### What needs to be done
Beneath this task is a listing. State how many of its lines include the string "right", giving nothing but the number.

### Data entries for graphics
• • • •

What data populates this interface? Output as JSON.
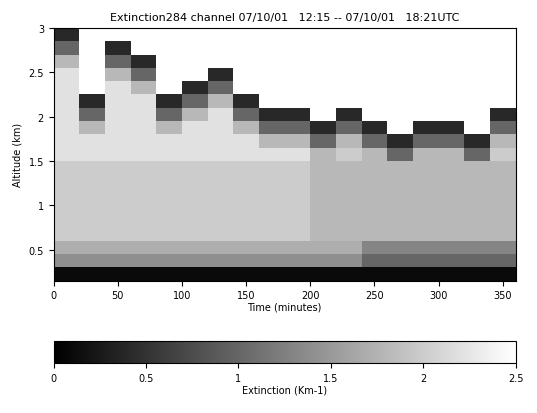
{
  "chart_data": {
    "type": "heatmap",
    "title": "Extinction284 channel 07/10/01   12:15 -- 07/10/01   18:21UTC",
    "x_label": "Time (minutes)",
    "y_label": "Altitude (km)",
    "x_edges": [
      0,
      20,
      40,
      60,
      80,
      100,
      120,
      140,
      160,
      180,
      200,
      220,
      240,
      260,
      280,
      300,
      320,
      340,
      360
    ],
    "y_edges": [
      0.15,
      0.3,
      0.45,
      0.6,
      0.75,
      0.9,
      1.05,
      1.2,
      1.35,
      1.5,
      1.65,
      1.8,
      1.95,
      2.1,
      2.25,
      2.4,
      2.55,
      2.7,
      2.85,
      3.0
    ],
    "cells": [
      [
        0.1,
        0.1,
        0.1,
        0.1,
        0.1,
        0.1,
        0.1,
        0.1,
        0.1,
        0.1,
        0.1,
        0.1,
        0.1,
        0.1,
        0.1,
        0.1,
        0.1,
        0.1
      ],
      [
        1.4,
        1.4,
        1.4,
        1.4,
        1.4,
        1.4,
        1.4,
        1.4,
        1.4,
        1.4,
        1.4,
        1.4,
        1.0,
        1.0,
        1.0,
        1.0,
        1.0,
        1.0
      ],
      [
        1.7,
        1.7,
        1.7,
        1.7,
        1.7,
        1.7,
        1.7,
        1.7,
        1.7,
        1.7,
        1.7,
        1.7,
        1.3,
        1.3,
        1.3,
        1.3,
        1.3,
        1.3
      ],
      [
        2.0,
        2.0,
        2.0,
        2.0,
        2.0,
        2.0,
        2.0,
        2.0,
        2.0,
        2.0,
        1.8,
        1.8,
        1.8,
        1.8,
        1.8,
        1.8,
        1.8,
        1.8
      ],
      [
        2.0,
        2.0,
        2.0,
        2.0,
        2.0,
        2.0,
        2.0,
        2.0,
        2.0,
        2.0,
        1.8,
        1.8,
        1.8,
        1.8,
        1.8,
        1.8,
        1.8,
        1.8
      ],
      [
        2.0,
        2.0,
        2.0,
        2.0,
        2.0,
        2.0,
        2.0,
        2.0,
        2.0,
        2.0,
        1.8,
        1.8,
        1.8,
        1.8,
        1.8,
        1.8,
        1.8,
        1.8
      ],
      [
        2.0,
        2.0,
        2.0,
        2.0,
        2.0,
        2.0,
        2.0,
        2.0,
        2.0,
        2.0,
        1.8,
        1.8,
        1.8,
        1.8,
        1.8,
        1.8,
        1.8,
        1.8
      ],
      [
        2.0,
        2.0,
        2.0,
        2.0,
        2.0,
        2.0,
        2.0,
        2.0,
        2.0,
        2.0,
        1.8,
        1.8,
        1.8,
        1.8,
        1.8,
        1.8,
        1.8,
        1.8
      ],
      [
        2.0,
        2.0,
        2.0,
        2.0,
        2.0,
        2.0,
        2.0,
        2.0,
        2.0,
        2.0,
        1.8,
        1.8,
        1.8,
        1.8,
        1.8,
        1.8,
        1.8,
        1.8
      ],
      [
        2.2,
        2.2,
        2.2,
        2.2,
        2.2,
        2.2,
        2.2,
        2.2,
        2.2,
        2.2,
        1.8,
        2.0,
        1.8,
        1.0,
        1.8,
        1.8,
        1.0,
        2.0
      ],
      [
        2.2,
        2.2,
        2.2,
        2.2,
        2.2,
        2.2,
        2.2,
        2.2,
        1.8,
        1.8,
        1.0,
        1.8,
        1.0,
        0.4,
        1.0,
        1.0,
        0.4,
        1.8
      ],
      [
        2.2,
        1.8,
        2.2,
        2.2,
        1.8,
        2.2,
        2.2,
        1.8,
        1.0,
        1.0,
        0.4,
        1.0,
        0.4,
        null,
        0.4,
        0.4,
        null,
        1.0
      ],
      [
        2.2,
        1.0,
        2.2,
        2.2,
        1.0,
        1.8,
        2.2,
        1.0,
        0.4,
        0.4,
        null,
        0.4,
        null,
        null,
        null,
        null,
        null,
        0.4
      ],
      [
        2.2,
        0.4,
        2.2,
        2.2,
        0.4,
        1.0,
        1.8,
        0.4,
        null,
        null,
        null,
        null,
        null,
        null,
        null,
        null,
        null,
        null
      ],
      [
        2.2,
        null,
        2.2,
        1.8,
        null,
        0.4,
        1.0,
        null,
        null,
        null,
        null,
        null,
        null,
        null,
        null,
        null,
        null,
        null
      ],
      [
        2.2,
        null,
        1.8,
        1.0,
        null,
        null,
        0.4,
        null,
        null,
        null,
        null,
        null,
        null,
        null,
        null,
        null,
        null,
        null
      ],
      [
        1.8,
        null,
        1.0,
        0.4,
        null,
        null,
        null,
        null,
        null,
        null,
        null,
        null,
        null,
        null,
        null,
        null,
        null,
        null
      ],
      [
        1.0,
        null,
        0.4,
        null,
        null,
        null,
        null,
        null,
        null,
        null,
        null,
        null,
        null,
        null,
        null,
        null,
        null,
        null
      ],
      [
        0.4,
        null,
        null,
        null,
        null,
        null,
        null,
        null,
        null,
        null,
        null,
        null,
        null,
        null,
        null,
        null,
        null,
        null
      ]
    ],
    "xlim": [
      0,
      360
    ],
    "xticks": [
      0,
      50,
      100,
      150,
      200,
      250,
      300,
      350
    ],
    "ylim": [
      0.15,
      3.0
    ],
    "yticks": [
      0.5,
      1,
      1.5,
      2,
      2.5,
      3
    ],
    "colorbar_label": "Extinction (Km-1)",
    "colorbar_range": [
      0,
      2.5
    ],
    "colorbar_ticks": [
      0,
      0.5,
      1,
      1.5,
      2,
      2.5
    ],
    "color": "gray"
  }
}
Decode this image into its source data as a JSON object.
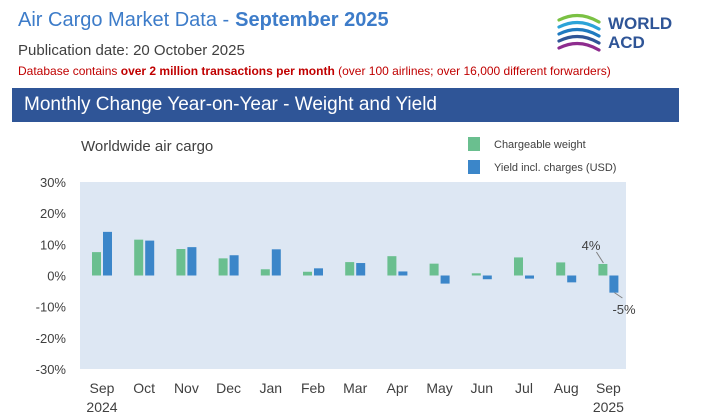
{
  "header": {
    "title": "Air Cargo Market Data -",
    "month": "September 2025",
    "publication": "Publication date: 20 October 2025",
    "db_prefix": "Database contains ",
    "db_bold": "over 2 million transactions per month",
    "db_suffix": " (over 100 airlines; over 16,000 different forwarders)",
    "logo_line1": "WORLD",
    "logo_line2": "ACD",
    "banner": "Monthly Change Year-on-Year - Weight and Yield"
  },
  "colors": {
    "weight": "#6abf8f",
    "yield": "#3b86c9",
    "plot_bg": "#dde7f3",
    "banner": "#2f5597",
    "title": "#3d7cc9",
    "red": "#c00000"
  },
  "chart_data": {
    "type": "bar",
    "title": "Worldwide air cargo",
    "categories": [
      "Sep",
      "Oct",
      "Nov",
      "Dec",
      "Jan",
      "Feb",
      "Mar",
      "Apr",
      "May",
      "Jun",
      "Jul",
      "Aug",
      "Sep"
    ],
    "year_labels": [
      "2024",
      "",
      "",
      "",
      "",
      "",
      "",
      "",
      "",
      "",
      "",
      "",
      "2025"
    ],
    "series": [
      {
        "name": "Chargeable weight",
        "values": [
          7.5,
          11.5,
          8.5,
          5.5,
          2,
          1.2,
          4.3,
          6.2,
          3.8,
          0.7,
          5.8,
          4.2,
          3.7
        ]
      },
      {
        "name": "Yield incl. charges (USD)",
        "values": [
          14,
          11.2,
          9.1,
          6.5,
          8.4,
          2.3,
          4,
          1.3,
          -2.6,
          -1.2,
          -1,
          -2.2,
          -5.5
        ]
      }
    ],
    "ylim": [
      -30,
      30
    ],
    "yticks": [
      -30,
      -20,
      -10,
      0,
      10,
      20,
      30
    ],
    "ytick_labels": [
      "-30%",
      "-20%",
      "-10%",
      "0%",
      "10%",
      "20%",
      "30%"
    ],
    "annotations": [
      "4%",
      "-5%"
    ],
    "legend_position": "top-right",
    "grid": false
  }
}
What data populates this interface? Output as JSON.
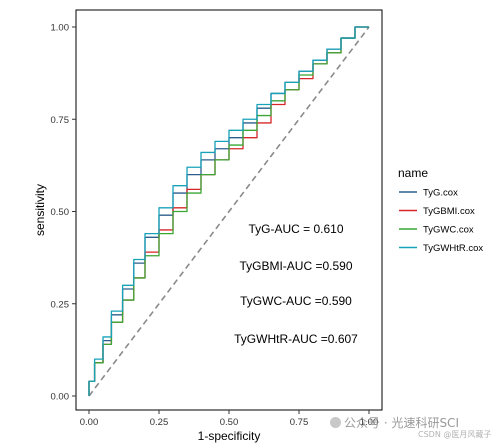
{
  "chart_data": {
    "type": "line",
    "xlabel": "1-specificity",
    "ylabel": "sensitivity",
    "xlim": [
      0,
      1
    ],
    "ylim": [
      0,
      1
    ],
    "x_ticks": [
      "0.00",
      "0.25",
      "0.50",
      "0.75",
      "1.00"
    ],
    "y_ticks": [
      "0.00",
      "0.25",
      "0.50",
      "0.75",
      "1.00"
    ],
    "grid": false,
    "legend": {
      "title": "name",
      "placement": "right"
    },
    "reference_line": {
      "style": "dashed",
      "color": "#8a8a8a",
      "points": [
        [
          0,
          0
        ],
        [
          1,
          1
        ]
      ]
    },
    "series": [
      {
        "name": "TyG.cox",
        "color": "#2b5e8c",
        "points": [
          [
            0,
            0
          ],
          [
            0.02,
            0.04
          ],
          [
            0.05,
            0.09
          ],
          [
            0.08,
            0.15
          ],
          [
            0.12,
            0.22
          ],
          [
            0.16,
            0.29
          ],
          [
            0.2,
            0.36
          ],
          [
            0.25,
            0.43
          ],
          [
            0.3,
            0.49
          ],
          [
            0.35,
            0.55
          ],
          [
            0.4,
            0.6
          ],
          [
            0.45,
            0.64
          ],
          [
            0.5,
            0.67
          ],
          [
            0.55,
            0.7
          ],
          [
            0.6,
            0.74
          ],
          [
            0.65,
            0.78
          ],
          [
            0.7,
            0.82
          ],
          [
            0.75,
            0.85
          ],
          [
            0.8,
            0.88
          ],
          [
            0.85,
            0.91
          ],
          [
            0.9,
            0.94
          ],
          [
            0.95,
            0.97
          ],
          [
            1,
            1
          ]
        ]
      },
      {
        "name": "TyGBMI.cox",
        "color": "#d62728",
        "points": [
          [
            0,
            0
          ],
          [
            0.02,
            0.04
          ],
          [
            0.05,
            0.09
          ],
          [
            0.08,
            0.14
          ],
          [
            0.12,
            0.2
          ],
          [
            0.16,
            0.26
          ],
          [
            0.2,
            0.32
          ],
          [
            0.25,
            0.39
          ],
          [
            0.3,
            0.45
          ],
          [
            0.35,
            0.51
          ],
          [
            0.4,
            0.56
          ],
          [
            0.45,
            0.6
          ],
          [
            0.5,
            0.64
          ],
          [
            0.55,
            0.67
          ],
          [
            0.6,
            0.7
          ],
          [
            0.65,
            0.74
          ],
          [
            0.7,
            0.79
          ],
          [
            0.75,
            0.83
          ],
          [
            0.8,
            0.86
          ],
          [
            0.85,
            0.9
          ],
          [
            0.9,
            0.93
          ],
          [
            0.95,
            0.97
          ],
          [
            1,
            1
          ]
        ]
      },
      {
        "name": "TyGWC.cox",
        "color": "#3aa635",
        "points": [
          [
            0,
            0
          ],
          [
            0.02,
            0.04
          ],
          [
            0.05,
            0.09
          ],
          [
            0.08,
            0.14
          ],
          [
            0.12,
            0.2
          ],
          [
            0.16,
            0.26
          ],
          [
            0.2,
            0.32
          ],
          [
            0.25,
            0.38
          ],
          [
            0.3,
            0.44
          ],
          [
            0.35,
            0.5
          ],
          [
            0.4,
            0.55
          ],
          [
            0.45,
            0.6
          ],
          [
            0.5,
            0.64
          ],
          [
            0.55,
            0.68
          ],
          [
            0.6,
            0.72
          ],
          [
            0.65,
            0.76
          ],
          [
            0.7,
            0.8
          ],
          [
            0.75,
            0.83
          ],
          [
            0.8,
            0.87
          ],
          [
            0.85,
            0.9
          ],
          [
            0.9,
            0.93
          ],
          [
            0.95,
            0.97
          ],
          [
            1,
            1
          ]
        ]
      },
      {
        "name": "TyGWHtR.cox",
        "color": "#17a2b8",
        "points": [
          [
            0,
            0
          ],
          [
            0.02,
            0.04
          ],
          [
            0.05,
            0.1
          ],
          [
            0.08,
            0.16
          ],
          [
            0.12,
            0.23
          ],
          [
            0.16,
            0.3
          ],
          [
            0.2,
            0.37
          ],
          [
            0.25,
            0.44
          ],
          [
            0.3,
            0.51
          ],
          [
            0.35,
            0.57
          ],
          [
            0.4,
            0.62
          ],
          [
            0.45,
            0.66
          ],
          [
            0.5,
            0.69
          ],
          [
            0.55,
            0.72
          ],
          [
            0.6,
            0.75
          ],
          [
            0.65,
            0.79
          ],
          [
            0.7,
            0.82
          ],
          [
            0.75,
            0.85
          ],
          [
            0.8,
            0.88
          ],
          [
            0.85,
            0.91
          ],
          [
            0.9,
            0.94
          ],
          [
            0.95,
            0.97
          ],
          [
            1,
            1
          ]
        ]
      }
    ],
    "annotations": [
      "TyG-AUC = 0.610",
      "TyGBMI-AUC =0.590",
      "TyGWC-AUC =0.590",
      "TyGWHtR-AUC =0.607"
    ]
  },
  "watermark": {
    "main": "公众号 · 光速科研SCI",
    "sub": "CSDN @医月风藏子"
  }
}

• • • •

### Output for this task
2